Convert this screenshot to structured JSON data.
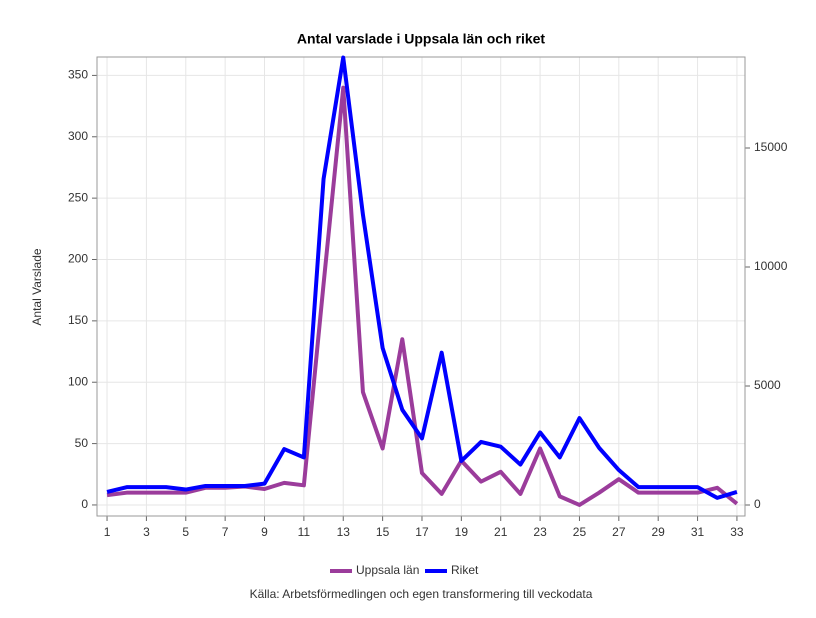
{
  "chart_data": {
    "type": "line",
    "title": "Antal varslade i Uppsala län och riket",
    "y_label": "Antal Varslade",
    "source": "Källa: Arbetsförmedlingen och egen transformering till veckodata",
    "x": [
      1,
      2,
      3,
      4,
      5,
      6,
      7,
      8,
      9,
      10,
      11,
      12,
      13,
      14,
      15,
      16,
      17,
      18,
      19,
      20,
      21,
      22,
      23,
      24,
      25,
      26,
      27,
      28,
      29,
      30,
      31,
      32,
      33
    ],
    "xlim": [
      0.49,
      33.41
    ],
    "xticks": [
      1,
      3,
      5,
      7,
      9,
      11,
      13,
      15,
      17,
      19,
      21,
      23,
      25,
      27,
      29,
      31,
      33
    ],
    "ylim": [
      -9,
      365
    ],
    "yticks": [
      0,
      50,
      100,
      150,
      200,
      250,
      300,
      350
    ],
    "y2lim": [
      -462,
      18824
    ],
    "y2ticks": [
      0,
      5000,
      10000,
      15000
    ],
    "grid": true,
    "legend": "bottom",
    "series": [
      {
        "name": "Uppsala län",
        "color": "#9b3c9b",
        "axis": "y",
        "values": [
          8,
          10,
          10,
          10,
          10,
          14,
          14,
          15,
          13,
          18,
          16,
          180,
          340,
          92,
          46,
          135,
          26,
          9,
          36,
          19,
          27,
          9,
          46,
          7,
          0,
          10,
          21,
          10,
          10,
          10,
          10,
          14,
          1
        ]
      },
      {
        "name": "Riket",
        "color": "#0000ff",
        "axis": "y2",
        "values": [
          550,
          750,
          750,
          750,
          650,
          800,
          800,
          800,
          900,
          2350,
          2000,
          13700,
          18800,
          12200,
          6600,
          4000,
          2800,
          6400,
          1850,
          2650,
          2450,
          1700,
          3050,
          2000,
          3650,
          2400,
          1470,
          750,
          750,
          750,
          750,
          300,
          550
        ]
      }
    ]
  }
}
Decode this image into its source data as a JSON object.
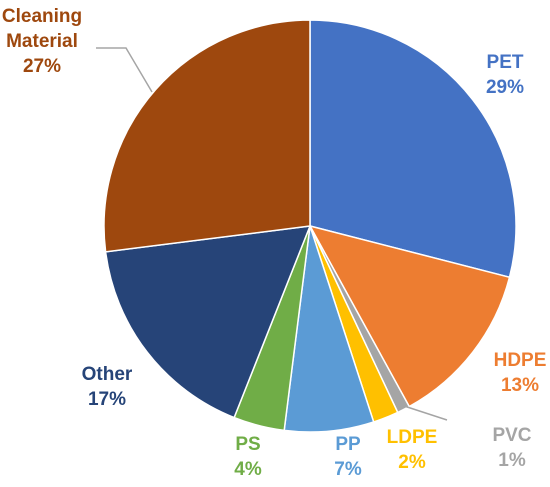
{
  "chart_data": {
    "type": "pie",
    "title": "",
    "start_angle_deg": 0,
    "direction": "clockwise",
    "slices": [
      {
        "name": "PET",
        "value": 29,
        "label": "29%",
        "color": "#4472C4",
        "label_color": "#4472C4"
      },
      {
        "name": "HDPE",
        "value": 13,
        "label": "13%",
        "color": "#ED7D31",
        "label_color": "#ED7D31"
      },
      {
        "name": "PVC",
        "value": 1,
        "label": "1%",
        "color": "#A5A5A5",
        "label_color": "#A5A5A5"
      },
      {
        "name": "LDPE",
        "value": 2,
        "label": "2%",
        "color": "#FFC000",
        "label_color": "#FFC000"
      },
      {
        "name": "PP",
        "value": 7,
        "label": "7%",
        "color": "#5B9BD5",
        "label_color": "#5B9BD5"
      },
      {
        "name": "PS",
        "value": 4,
        "label": "4%",
        "color": "#70AD47",
        "label_color": "#70AD47"
      },
      {
        "name": "Other",
        "value": 17,
        "label": "17%",
        "color": "#264478",
        "label_color": "#264478"
      },
      {
        "name": "Cleaning Material",
        "name_lines": [
          "Cleaning",
          "Material"
        ],
        "value": 27,
        "label": "27%",
        "color": "#9E480E",
        "label_color": "#9E480E"
      }
    ],
    "leader_lines": [
      "PVC",
      "Cleaning Material"
    ],
    "legend": "none"
  }
}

EXERCISE INSTRUCTIONS -
Reproduce each entry precisely, dropping only the pictures.

COMPLETE RESPONSE -
Convert this screenshot to structured JSON data.
{
  "chart_data": {
    "type": "line",
    "title": "Antal varslade i Uppsala län och riket",
    "y_label": "Antal Varslade",
    "source": "Källa: Arbetsförmedlingen och egen transformering till veckodata",
    "x": [
      1,
      2,
      3,
      4,
      5,
      6,
      7,
      8,
      9,
      10,
      11,
      12,
      13,
      14,
      15,
      16,
      17,
      18,
      19,
      20,
      21,
      22,
      23,
      24,
      25,
      26,
      27,
      28,
      29,
      30,
      31,
      32,
      33
    ],
    "xlim": [
      0.49,
      33.41
    ],
    "xticks": [
      1,
      3,
      5,
      7,
      9,
      11,
      13,
      15,
      17,
      19,
      21,
      23,
      25,
      27,
      29,
      31,
      33
    ],
    "ylim": [
      -9,
      365
    ],
    "yticks": [
      0,
      50,
      100,
      150,
      200,
      250,
      300,
      350
    ],
    "y2lim": [
      -462,
      18824
    ],
    "y2ticks": [
      0,
      5000,
      10000,
      15000
    ],
    "grid": true,
    "legend": "bottom",
    "series": [
      {
        "name": "Uppsala län",
        "color": "#9b3c9b",
        "axis": "y",
        "values": [
          8,
          10,
          10,
          10,
          10,
          14,
          14,
          15,
          13,
          18,
          16,
          180,
          340,
          92,
          46,
          135,
          26,
          9,
          36,
          19,
          27,
          9,
          46,
          7,
          0,
          10,
          21,
          10,
          10,
          10,
          10,
          14,
          1
        ]
      },
      {
        "name": "Riket",
        "color": "#0000ff",
        "axis": "y2",
        "values": [
          550,
          750,
          750,
          750,
          650,
          800,
          800,
          800,
          900,
          2350,
          2000,
          13700,
          18800,
          12200,
          6600,
          4000,
          2800,
          6400,
          1850,
          2650,
          2450,
          1700,
          3050,
          2000,
          3650,
          2400,
          1470,
          750,
          750,
          750,
          750,
          300,
          550
        ]
      }
    ]
  }
}
Decode this image into its source data as a JSON object.
{
  "chart_data": {
    "type": "pie",
    "title": "",
    "start_angle_deg": 0,
    "direction": "clockwise",
    "slices": [
      {
        "name": "PET",
        "value": 29,
        "label": "29%",
        "color": "#4472C4",
        "label_color": "#4472C4"
      },
      {
        "name": "HDPE",
        "value": 13,
        "label": "13%",
        "color": "#ED7D31",
        "label_color": "#ED7D31"
      },
      {
        "name": "PVC",
        "value": 1,
        "label": "1%",
        "color": "#A5A5A5",
        "label_color": "#A5A5A5"
      },
      {
        "name": "LDPE",
        "value": 2,
        "label": "2%",
        "color": "#FFC000",
        "label_color": "#FFC000"
      },
      {
        "name": "PP",
        "value": 7,
        "label": "7%",
        "color": "#5B9BD5",
        "label_color": "#5B9BD5"
      },
      {
        "name": "PS",
        "value": 4,
        "label": "4%",
        "color": "#70AD47",
        "label_color": "#70AD47"
      },
      {
        "name": "Other",
        "value": 17,
        "label": "17%",
        "color": "#264478",
        "label_color": "#264478"
      },
      {
        "name": "Cleaning Material",
        "name_lines": [
          "Cleaning",
          "Material"
        ],
        "value": 27,
        "label": "27%",
        "color": "#9E480E",
        "label_color": "#9E480E"
      }
    ],
    "leader_lines": [
      "PVC",
      "Cleaning Material"
    ],
    "legend": "none"
  }
}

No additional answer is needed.